[Set exercise]:
Look through the material below. Copy every line with the string "JSON" in it.

[Exercise materials]:

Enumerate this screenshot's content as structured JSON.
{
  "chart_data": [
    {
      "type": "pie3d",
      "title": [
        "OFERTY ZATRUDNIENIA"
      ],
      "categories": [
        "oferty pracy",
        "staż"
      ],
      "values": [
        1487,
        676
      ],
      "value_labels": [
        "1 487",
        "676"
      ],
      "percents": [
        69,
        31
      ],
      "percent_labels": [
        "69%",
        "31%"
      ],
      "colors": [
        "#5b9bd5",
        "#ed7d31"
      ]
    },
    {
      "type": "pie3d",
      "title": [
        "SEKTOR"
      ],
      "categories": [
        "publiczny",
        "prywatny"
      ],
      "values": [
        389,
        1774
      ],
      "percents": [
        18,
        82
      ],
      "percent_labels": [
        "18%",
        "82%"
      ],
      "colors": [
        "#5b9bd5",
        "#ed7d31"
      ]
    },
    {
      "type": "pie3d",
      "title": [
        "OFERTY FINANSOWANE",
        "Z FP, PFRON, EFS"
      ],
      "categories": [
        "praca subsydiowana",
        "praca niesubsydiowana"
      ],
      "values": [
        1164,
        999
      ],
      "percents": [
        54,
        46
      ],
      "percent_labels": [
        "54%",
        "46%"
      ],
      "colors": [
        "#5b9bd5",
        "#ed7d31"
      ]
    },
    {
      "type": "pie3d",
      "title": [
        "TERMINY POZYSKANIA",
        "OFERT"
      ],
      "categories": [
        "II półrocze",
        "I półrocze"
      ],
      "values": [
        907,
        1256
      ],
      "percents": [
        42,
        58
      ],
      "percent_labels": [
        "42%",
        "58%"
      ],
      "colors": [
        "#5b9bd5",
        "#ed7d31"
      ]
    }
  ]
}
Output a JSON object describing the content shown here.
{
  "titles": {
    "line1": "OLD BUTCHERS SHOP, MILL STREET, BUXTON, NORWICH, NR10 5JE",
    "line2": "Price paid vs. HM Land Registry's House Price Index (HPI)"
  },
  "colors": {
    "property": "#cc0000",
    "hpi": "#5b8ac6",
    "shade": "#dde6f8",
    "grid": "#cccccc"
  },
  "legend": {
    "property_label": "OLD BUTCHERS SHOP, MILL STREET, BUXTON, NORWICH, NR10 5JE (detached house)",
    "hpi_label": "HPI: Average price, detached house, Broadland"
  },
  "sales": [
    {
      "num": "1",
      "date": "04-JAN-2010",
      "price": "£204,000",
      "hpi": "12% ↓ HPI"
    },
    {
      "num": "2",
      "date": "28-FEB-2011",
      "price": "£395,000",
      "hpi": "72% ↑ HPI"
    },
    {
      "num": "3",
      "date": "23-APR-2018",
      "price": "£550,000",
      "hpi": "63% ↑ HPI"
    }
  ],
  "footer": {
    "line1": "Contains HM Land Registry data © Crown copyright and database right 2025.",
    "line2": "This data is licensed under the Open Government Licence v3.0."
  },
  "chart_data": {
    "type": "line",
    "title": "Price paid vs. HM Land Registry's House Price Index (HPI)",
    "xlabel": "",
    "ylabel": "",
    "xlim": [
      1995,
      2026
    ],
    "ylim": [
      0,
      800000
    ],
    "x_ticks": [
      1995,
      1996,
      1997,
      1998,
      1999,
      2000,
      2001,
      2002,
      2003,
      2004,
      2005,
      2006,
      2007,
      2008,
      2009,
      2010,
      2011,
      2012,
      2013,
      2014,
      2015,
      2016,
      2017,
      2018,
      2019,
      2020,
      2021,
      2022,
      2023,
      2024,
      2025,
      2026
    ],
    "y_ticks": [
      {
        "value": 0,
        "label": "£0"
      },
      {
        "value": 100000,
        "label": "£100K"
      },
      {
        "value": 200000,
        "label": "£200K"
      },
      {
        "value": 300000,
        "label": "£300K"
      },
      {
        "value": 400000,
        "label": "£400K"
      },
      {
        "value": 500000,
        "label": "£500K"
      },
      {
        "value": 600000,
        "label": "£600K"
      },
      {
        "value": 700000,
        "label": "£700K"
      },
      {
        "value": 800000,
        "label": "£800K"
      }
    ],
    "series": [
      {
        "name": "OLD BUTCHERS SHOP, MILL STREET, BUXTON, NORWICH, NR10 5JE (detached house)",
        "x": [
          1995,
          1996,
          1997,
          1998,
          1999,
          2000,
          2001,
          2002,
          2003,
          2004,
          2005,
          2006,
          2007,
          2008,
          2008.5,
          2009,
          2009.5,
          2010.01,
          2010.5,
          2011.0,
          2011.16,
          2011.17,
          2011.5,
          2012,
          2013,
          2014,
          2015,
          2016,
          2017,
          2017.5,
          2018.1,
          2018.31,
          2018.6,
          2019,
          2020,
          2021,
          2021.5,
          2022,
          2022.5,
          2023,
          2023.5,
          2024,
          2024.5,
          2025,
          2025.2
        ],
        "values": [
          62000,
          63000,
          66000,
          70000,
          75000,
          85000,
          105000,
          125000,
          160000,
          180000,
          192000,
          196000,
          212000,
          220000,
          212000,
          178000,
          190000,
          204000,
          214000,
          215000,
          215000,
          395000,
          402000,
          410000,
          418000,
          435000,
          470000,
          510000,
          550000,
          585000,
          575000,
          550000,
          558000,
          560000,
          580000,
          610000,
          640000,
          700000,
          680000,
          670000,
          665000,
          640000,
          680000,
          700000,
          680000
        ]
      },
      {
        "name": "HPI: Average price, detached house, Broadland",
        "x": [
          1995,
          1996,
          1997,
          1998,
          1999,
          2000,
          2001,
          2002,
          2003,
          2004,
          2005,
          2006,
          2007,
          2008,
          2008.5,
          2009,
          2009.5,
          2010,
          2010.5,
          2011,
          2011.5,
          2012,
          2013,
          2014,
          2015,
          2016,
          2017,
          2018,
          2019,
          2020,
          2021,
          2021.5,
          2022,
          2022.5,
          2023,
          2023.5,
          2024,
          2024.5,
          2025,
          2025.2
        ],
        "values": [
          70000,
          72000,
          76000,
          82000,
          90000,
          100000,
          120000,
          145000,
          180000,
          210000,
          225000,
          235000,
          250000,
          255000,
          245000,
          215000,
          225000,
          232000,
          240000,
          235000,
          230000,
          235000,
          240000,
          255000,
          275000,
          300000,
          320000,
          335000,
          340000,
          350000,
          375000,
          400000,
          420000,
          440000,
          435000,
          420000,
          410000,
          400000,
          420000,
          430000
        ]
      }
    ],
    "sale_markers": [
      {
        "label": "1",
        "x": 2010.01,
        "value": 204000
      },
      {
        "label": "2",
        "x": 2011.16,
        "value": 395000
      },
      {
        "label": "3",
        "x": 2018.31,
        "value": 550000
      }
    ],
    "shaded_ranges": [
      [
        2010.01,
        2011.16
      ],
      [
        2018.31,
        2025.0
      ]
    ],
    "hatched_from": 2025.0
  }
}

[Task output]:
Enumerate this screenshot's content as structured JSON.
Output a JSON object describing the content shown here.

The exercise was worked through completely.